— START Data excerpts —

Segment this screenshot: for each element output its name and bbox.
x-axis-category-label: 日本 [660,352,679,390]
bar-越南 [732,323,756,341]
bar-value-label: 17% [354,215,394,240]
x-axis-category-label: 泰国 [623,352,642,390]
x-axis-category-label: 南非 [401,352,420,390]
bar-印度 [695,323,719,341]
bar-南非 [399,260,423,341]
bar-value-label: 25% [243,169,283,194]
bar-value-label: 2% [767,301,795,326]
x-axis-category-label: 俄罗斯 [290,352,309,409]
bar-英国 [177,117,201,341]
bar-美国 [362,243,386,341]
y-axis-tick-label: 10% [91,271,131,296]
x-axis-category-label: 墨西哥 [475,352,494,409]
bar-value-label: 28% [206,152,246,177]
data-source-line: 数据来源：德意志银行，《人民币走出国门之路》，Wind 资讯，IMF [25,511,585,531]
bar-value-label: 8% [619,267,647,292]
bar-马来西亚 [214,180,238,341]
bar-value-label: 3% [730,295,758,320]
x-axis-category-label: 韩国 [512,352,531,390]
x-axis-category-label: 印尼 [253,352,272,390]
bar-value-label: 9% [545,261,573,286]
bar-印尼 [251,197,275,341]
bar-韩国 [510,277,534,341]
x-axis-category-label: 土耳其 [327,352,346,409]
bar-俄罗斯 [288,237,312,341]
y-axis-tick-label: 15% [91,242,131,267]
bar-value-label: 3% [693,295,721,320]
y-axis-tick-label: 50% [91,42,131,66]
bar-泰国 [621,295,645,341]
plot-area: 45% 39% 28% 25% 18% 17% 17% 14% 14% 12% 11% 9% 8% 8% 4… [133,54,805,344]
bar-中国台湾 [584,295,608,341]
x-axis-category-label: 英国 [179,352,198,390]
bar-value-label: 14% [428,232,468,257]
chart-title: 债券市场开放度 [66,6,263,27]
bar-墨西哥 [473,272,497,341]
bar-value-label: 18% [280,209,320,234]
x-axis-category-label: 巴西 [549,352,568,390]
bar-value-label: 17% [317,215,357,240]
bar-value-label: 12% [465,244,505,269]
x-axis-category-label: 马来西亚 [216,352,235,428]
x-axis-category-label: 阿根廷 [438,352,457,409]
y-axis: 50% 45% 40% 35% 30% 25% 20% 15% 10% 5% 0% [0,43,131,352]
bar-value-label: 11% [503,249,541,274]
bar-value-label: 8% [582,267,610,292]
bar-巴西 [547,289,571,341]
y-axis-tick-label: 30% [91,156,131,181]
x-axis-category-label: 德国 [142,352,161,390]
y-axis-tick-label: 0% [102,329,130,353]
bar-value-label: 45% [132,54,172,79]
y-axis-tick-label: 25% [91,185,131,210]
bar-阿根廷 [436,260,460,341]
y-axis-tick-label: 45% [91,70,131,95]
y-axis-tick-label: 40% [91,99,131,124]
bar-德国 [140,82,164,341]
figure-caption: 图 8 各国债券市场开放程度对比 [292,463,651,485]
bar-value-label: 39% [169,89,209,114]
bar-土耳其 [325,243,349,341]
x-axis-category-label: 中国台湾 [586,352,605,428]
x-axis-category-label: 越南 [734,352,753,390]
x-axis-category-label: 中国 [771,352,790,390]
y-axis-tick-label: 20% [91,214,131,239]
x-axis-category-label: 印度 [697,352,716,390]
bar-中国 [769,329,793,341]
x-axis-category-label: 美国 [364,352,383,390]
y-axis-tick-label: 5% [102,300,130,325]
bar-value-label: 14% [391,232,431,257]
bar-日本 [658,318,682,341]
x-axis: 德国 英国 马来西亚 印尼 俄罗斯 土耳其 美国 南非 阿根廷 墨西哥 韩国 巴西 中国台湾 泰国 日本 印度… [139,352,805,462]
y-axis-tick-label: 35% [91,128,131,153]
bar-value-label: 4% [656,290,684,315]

— END Data excerpts —

§ Your task
Print every line of the entries above, copied word for word with nothing changed.

§ Result of the task
Segment this screenshot: for each element output its name and bbox.
x-axis-category-label: 日本 [660,352,679,390]
bar-越南 [732,323,756,341]
bar-value-label: 17% [354,215,394,240]
x-axis-category-label: 泰国 [623,352,642,390]
x-axis-category-label: 南非 [401,352,420,390]
bar-印度 [695,323,719,341]
bar-南非 [399,260,423,341]
bar-value-label: 25% [243,169,283,194]
bar-value-label: 2% [767,301,795,326]
x-axis-category-label: 俄罗斯 [290,352,309,409]
bar-英国 [177,117,201,341]
bar-美国 [362,243,386,341]
y-axis-tick-label: 10% [91,271,131,296]
x-axis-category-label: 墨西哥 [475,352,494,409]
bar-value-label: 28% [206,152,246,177]
data-source-line: 数据来源：德意志银行，《人民币走出国门之路》，Wind 资讯，IMF [25,511,585,531]
bar-value-label: 8% [619,267,647,292]
bar-马来西亚 [214,180,238,341]
bar-value-label: 3% [730,295,758,320]
x-axis-category-label: 韩国 [512,352,531,390]
x-axis-category-label: 印尼 [253,352,272,390]
bar-value-label: 9% [545,261,573,286]
bar-印尼 [251,197,275,341]
bar-韩国 [510,277,534,341]
x-axis-category-label: 土耳其 [327,352,346,409]
bar-俄罗斯 [288,237,312,341]
y-axis-tick-label: 15% [91,242,131,267]
bar-value-label: 3% [693,295,721,320]
y-axis-tick-label: 50% [91,42,131,66]
bar-泰国 [621,295,645,341]
plot-area: 45% 39% 28% 25% 18% 17% 17% 14% 14% 12% 11% 9% 8% 8% 4… [133,54,805,344]
bar-中国台湾 [584,295,608,341]
x-axis-category-label: 英国 [179,352,198,390]
bar-value-label: 14% [428,232,468,257]
chart-title: 债券市场开放度 [66,6,263,27]
bar-墨西哥 [473,272,497,341]
bar-value-label: 18% [280,209,320,234]
x-axis-category-label: 巴西 [549,352,568,390]
bar-value-label: 17% [317,215,357,240]
bar-value-label: 12% [465,244,505,269]
x-axis-category-label: 马来西亚 [216,352,235,428]
x-axis-category-label: 阿根廷 [438,352,457,409]
y-axis: 50% 45% 40% 35% 30% 25% 20% 15% 10% 5% 0% [0,43,131,352]
bar-value-label: 11% [503,249,541,274]
bar-value-label: 8% [582,267,610,292]
bar-巴西 [547,289,571,341]
y-axis-tick-label: 30% [91,156,131,181]
x-axis-category-label: 德国 [142,352,161,390]
y-axis-tick-label: 0% [102,329,130,353]
bar-value-label: 45% [132,54,172,79]
y-axis-tick-label: 25% [91,185,131,210]
bar-阿根廷 [436,260,460,341]
y-axis-tick-label: 45% [91,70,131,95]
y-axis-tick-label: 40% [91,99,131,124]
bar-德国 [140,82,164,341]
figure-caption: 图 8 各国债券市场开放程度对比 [292,463,651,485]
bar-value-label: 39% [169,89,209,114]
bar-土耳其 [325,243,349,341]
x-axis-category-label: 中国台湾 [586,352,605,428]
x-axis-category-label: 越南 [734,352,753,390]
x-axis-category-label: 中国 [771,352,790,390]
y-axis-tick-label: 20% [91,214,131,239]
x-axis-category-label: 印度 [697,352,716,390]
bar-中国 [769,329,793,341]
x-axis-category-label: 美国 [364,352,383,390]
y-axis-tick-label: 5% [102,300,130,325]
bar-value-label: 14% [391,232,431,257]
bar-日本 [658,318,682,341]
x-axis: 德国 英国 马来西亚 印尼 俄罗斯 土耳其 美国 南非 阿根廷 墨西哥 韩国 巴西 中国台湾 泰国 日本 印度… [139,352,805,462]
y-axis-tick-label: 35% [91,128,131,153]
bar-value-label: 4% [656,290,684,315]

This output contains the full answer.